MATERIAL SUPPLIED:
== == ==

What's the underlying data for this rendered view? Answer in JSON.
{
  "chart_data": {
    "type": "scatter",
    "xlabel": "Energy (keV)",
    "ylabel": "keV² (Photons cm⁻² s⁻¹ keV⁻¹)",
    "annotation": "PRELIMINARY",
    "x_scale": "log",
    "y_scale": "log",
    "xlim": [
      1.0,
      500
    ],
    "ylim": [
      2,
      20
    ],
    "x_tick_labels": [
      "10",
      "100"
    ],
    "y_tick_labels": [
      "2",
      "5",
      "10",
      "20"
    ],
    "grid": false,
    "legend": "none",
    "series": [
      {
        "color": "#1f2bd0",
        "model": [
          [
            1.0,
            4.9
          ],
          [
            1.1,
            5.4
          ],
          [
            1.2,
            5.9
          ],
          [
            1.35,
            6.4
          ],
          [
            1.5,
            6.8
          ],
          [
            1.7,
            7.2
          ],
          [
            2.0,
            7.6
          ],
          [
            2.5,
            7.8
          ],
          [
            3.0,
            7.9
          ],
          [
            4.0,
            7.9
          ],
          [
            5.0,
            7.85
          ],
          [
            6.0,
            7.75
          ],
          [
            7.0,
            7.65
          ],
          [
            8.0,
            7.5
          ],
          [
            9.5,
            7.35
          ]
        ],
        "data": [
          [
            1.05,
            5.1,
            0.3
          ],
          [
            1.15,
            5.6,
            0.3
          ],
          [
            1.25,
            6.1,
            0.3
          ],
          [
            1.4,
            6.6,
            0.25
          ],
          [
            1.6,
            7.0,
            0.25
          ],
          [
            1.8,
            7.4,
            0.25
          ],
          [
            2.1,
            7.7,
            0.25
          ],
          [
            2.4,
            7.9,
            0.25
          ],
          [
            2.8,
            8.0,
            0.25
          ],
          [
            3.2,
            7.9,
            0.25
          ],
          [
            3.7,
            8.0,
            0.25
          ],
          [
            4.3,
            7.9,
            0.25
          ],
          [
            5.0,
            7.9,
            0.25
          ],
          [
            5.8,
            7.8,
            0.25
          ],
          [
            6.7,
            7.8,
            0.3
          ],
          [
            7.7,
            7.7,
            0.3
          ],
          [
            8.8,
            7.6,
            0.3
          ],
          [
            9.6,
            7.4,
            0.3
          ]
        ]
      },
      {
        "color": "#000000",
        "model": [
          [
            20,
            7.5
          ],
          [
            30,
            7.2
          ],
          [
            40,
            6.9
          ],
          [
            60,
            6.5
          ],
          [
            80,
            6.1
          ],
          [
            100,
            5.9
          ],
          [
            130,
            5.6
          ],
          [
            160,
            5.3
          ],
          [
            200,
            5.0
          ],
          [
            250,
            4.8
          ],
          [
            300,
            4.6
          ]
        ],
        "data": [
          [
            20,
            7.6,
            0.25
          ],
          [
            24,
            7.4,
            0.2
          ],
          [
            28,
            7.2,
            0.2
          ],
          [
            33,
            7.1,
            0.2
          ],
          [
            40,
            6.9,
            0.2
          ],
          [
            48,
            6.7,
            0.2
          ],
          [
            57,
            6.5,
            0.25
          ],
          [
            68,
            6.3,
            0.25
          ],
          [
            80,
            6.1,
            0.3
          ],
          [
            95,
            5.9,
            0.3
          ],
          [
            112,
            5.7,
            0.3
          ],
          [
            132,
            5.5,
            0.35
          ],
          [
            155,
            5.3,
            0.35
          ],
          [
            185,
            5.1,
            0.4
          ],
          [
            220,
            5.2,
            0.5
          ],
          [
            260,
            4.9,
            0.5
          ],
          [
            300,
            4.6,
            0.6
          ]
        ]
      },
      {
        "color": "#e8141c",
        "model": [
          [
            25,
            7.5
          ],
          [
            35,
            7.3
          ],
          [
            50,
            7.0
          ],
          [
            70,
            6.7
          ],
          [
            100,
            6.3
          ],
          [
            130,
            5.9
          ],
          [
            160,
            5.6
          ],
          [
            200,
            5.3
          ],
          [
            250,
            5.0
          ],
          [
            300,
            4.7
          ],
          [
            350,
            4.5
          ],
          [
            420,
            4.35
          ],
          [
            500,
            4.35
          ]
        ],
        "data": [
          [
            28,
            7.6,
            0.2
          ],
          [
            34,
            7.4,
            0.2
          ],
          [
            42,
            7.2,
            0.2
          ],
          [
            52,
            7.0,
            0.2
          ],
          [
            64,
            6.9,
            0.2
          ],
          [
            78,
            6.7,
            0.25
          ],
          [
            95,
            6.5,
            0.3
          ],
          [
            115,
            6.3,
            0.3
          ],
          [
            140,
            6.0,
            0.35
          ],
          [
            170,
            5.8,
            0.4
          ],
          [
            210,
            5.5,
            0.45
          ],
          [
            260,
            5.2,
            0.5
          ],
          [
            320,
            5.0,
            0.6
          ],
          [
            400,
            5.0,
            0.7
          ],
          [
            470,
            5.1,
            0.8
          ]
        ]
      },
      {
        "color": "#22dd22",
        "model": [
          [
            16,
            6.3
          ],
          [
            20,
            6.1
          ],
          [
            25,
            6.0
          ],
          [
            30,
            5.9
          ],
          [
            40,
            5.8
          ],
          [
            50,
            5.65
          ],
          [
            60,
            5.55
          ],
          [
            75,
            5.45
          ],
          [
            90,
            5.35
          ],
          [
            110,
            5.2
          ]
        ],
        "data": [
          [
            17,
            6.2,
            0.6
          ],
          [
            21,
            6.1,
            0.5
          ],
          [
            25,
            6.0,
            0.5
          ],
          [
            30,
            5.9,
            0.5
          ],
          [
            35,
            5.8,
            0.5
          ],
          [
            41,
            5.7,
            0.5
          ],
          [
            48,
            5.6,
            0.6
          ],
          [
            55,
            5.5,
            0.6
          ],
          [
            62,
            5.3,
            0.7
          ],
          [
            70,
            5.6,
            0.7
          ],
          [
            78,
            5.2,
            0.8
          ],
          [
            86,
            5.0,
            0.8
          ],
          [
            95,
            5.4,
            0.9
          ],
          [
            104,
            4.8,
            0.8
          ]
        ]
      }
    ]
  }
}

== == ==

In full and verbatim, repeat the records given above.

What's the underlying data for this rendered view? Answer in JSON.
{
  "chart_data": {
    "type": "scatter",
    "xlabel": "Energy (keV)",
    "ylabel": "keV² (Photons cm⁻² s⁻¹ keV⁻¹)",
    "annotation": "PRELIMINARY",
    "x_scale": "log",
    "y_scale": "log",
    "xlim": [
      1.0,
      500
    ],
    "ylim": [
      2,
      20
    ],
    "x_tick_labels": [
      "10",
      "100"
    ],
    "y_tick_labels": [
      "2",
      "5",
      "10",
      "20"
    ],
    "grid": false,
    "legend": "none",
    "series": [
      {
        "color": "#1f2bd0",
        "model": [
          [
            1.0,
            4.9
          ],
          [
            1.1,
            5.4
          ],
          [
            1.2,
            5.9
          ],
          [
            1.35,
            6.4
          ],
          [
            1.5,
            6.8
          ],
          [
            1.7,
            7.2
          ],
          [
            2.0,
            7.6
          ],
          [
            2.5,
            7.8
          ],
          [
            3.0,
            7.9
          ],
          [
            4.0,
            7.9
          ],
          [
            5.0,
            7.85
          ],
          [
            6.0,
            7.75
          ],
          [
            7.0,
            7.65
          ],
          [
            8.0,
            7.5
          ],
          [
            9.5,
            7.35
          ]
        ],
        "data": [
          [
            1.05,
            5.1,
            0.3
          ],
          [
            1.15,
            5.6,
            0.3
          ],
          [
            1.25,
            6.1,
            0.3
          ],
          [
            1.4,
            6.6,
            0.25
          ],
          [
            1.6,
            7.0,
            0.25
          ],
          [
            1.8,
            7.4,
            0.25
          ],
          [
            2.1,
            7.7,
            0.25
          ],
          [
            2.4,
            7.9,
            0.25
          ],
          [
            2.8,
            8.0,
            0.25
          ],
          [
            3.2,
            7.9,
            0.25
          ],
          [
            3.7,
            8.0,
            0.25
          ],
          [
            4.3,
            7.9,
            0.25
          ],
          [
            5.0,
            7.9,
            0.25
          ],
          [
            5.8,
            7.8,
            0.25
          ],
          [
            6.7,
            7.8,
            0.3
          ],
          [
            7.7,
            7.7,
            0.3
          ],
          [
            8.8,
            7.6,
            0.3
          ],
          [
            9.6,
            7.4,
            0.3
          ]
        ]
      },
      {
        "color": "#000000",
        "model": [
          [
            20,
            7.5
          ],
          [
            30,
            7.2
          ],
          [
            40,
            6.9
          ],
          [
            60,
            6.5
          ],
          [
            80,
            6.1
          ],
          [
            100,
            5.9
          ],
          [
            130,
            5.6
          ],
          [
            160,
            5.3
          ],
          [
            200,
            5.0
          ],
          [
            250,
            4.8
          ],
          [
            300,
            4.6
          ]
        ],
        "data": [
          [
            20,
            7.6,
            0.25
          ],
          [
            24,
            7.4,
            0.2
          ],
          [
            28,
            7.2,
            0.2
          ],
          [
            33,
            7.1,
            0.2
          ],
          [
            40,
            6.9,
            0.2
          ],
          [
            48,
            6.7,
            0.2
          ],
          [
            57,
            6.5,
            0.25
          ],
          [
            68,
            6.3,
            0.25
          ],
          [
            80,
            6.1,
            0.3
          ],
          [
            95,
            5.9,
            0.3
          ],
          [
            112,
            5.7,
            0.3
          ],
          [
            132,
            5.5,
            0.35
          ],
          [
            155,
            5.3,
            0.35
          ],
          [
            185,
            5.1,
            0.4
          ],
          [
            220,
            5.2,
            0.5
          ],
          [
            260,
            4.9,
            0.5
          ],
          [
            300,
            4.6,
            0.6
          ]
        ]
      },
      {
        "color": "#e8141c",
        "model": [
          [
            25,
            7.5
          ],
          [
            35,
            7.3
          ],
          [
            50,
            7.0
          ],
          [
            70,
            6.7
          ],
          [
            100,
            6.3
          ],
          [
            130,
            5.9
          ],
          [
            160,
            5.6
          ],
          [
            200,
            5.3
          ],
          [
            250,
            5.0
          ],
          [
            300,
            4.7
          ],
          [
            350,
            4.5
          ],
          [
            420,
            4.35
          ],
          [
            500,
            4.35
          ]
        ],
        "data": [
          [
            28,
            7.6,
            0.2
          ],
          [
            34,
            7.4,
            0.2
          ],
          [
            42,
            7.2,
            0.2
          ],
          [
            52,
            7.0,
            0.2
          ],
          [
            64,
            6.9,
            0.2
          ],
          [
            78,
            6.7,
            0.25
          ],
          [
            95,
            6.5,
            0.3
          ],
          [
            115,
            6.3,
            0.3
          ],
          [
            140,
            6.0,
            0.35
          ],
          [
            170,
            5.8,
            0.4
          ],
          [
            210,
            5.5,
            0.45
          ],
          [
            260,
            5.2,
            0.5
          ],
          [
            320,
            5.0,
            0.6
          ],
          [
            400,
            5.0,
            0.7
          ],
          [
            470,
            5.1,
            0.8
          ]
        ]
      },
      {
        "color": "#22dd22",
        "model": [
          [
            16,
            6.3
          ],
          [
            20,
            6.1
          ],
          [
            25,
            6.0
          ],
          [
            30,
            5.9
          ],
          [
            40,
            5.8
          ],
          [
            50,
            5.65
          ],
          [
            60,
            5.55
          ],
          [
            75,
            5.45
          ],
          [
            90,
            5.35
          ],
          [
            110,
            5.2
          ]
        ],
        "data": [
          [
            17,
            6.2,
            0.6
          ],
          [
            21,
            6.1,
            0.5
          ],
          [
            25,
            6.0,
            0.5
          ],
          [
            30,
            5.9,
            0.5
          ],
          [
            35,
            5.8,
            0.5
          ],
          [
            41,
            5.7,
            0.5
          ],
          [
            48,
            5.6,
            0.6
          ],
          [
            55,
            5.5,
            0.6
          ],
          [
            62,
            5.3,
            0.7
          ],
          [
            70,
            5.6,
            0.7
          ],
          [
            78,
            5.2,
            0.8
          ],
          [
            86,
            5.0,
            0.8
          ],
          [
            95,
            5.4,
            0.9
          ],
          [
            104,
            4.8,
            0.8
          ]
        ]
      }
    ]
  }
}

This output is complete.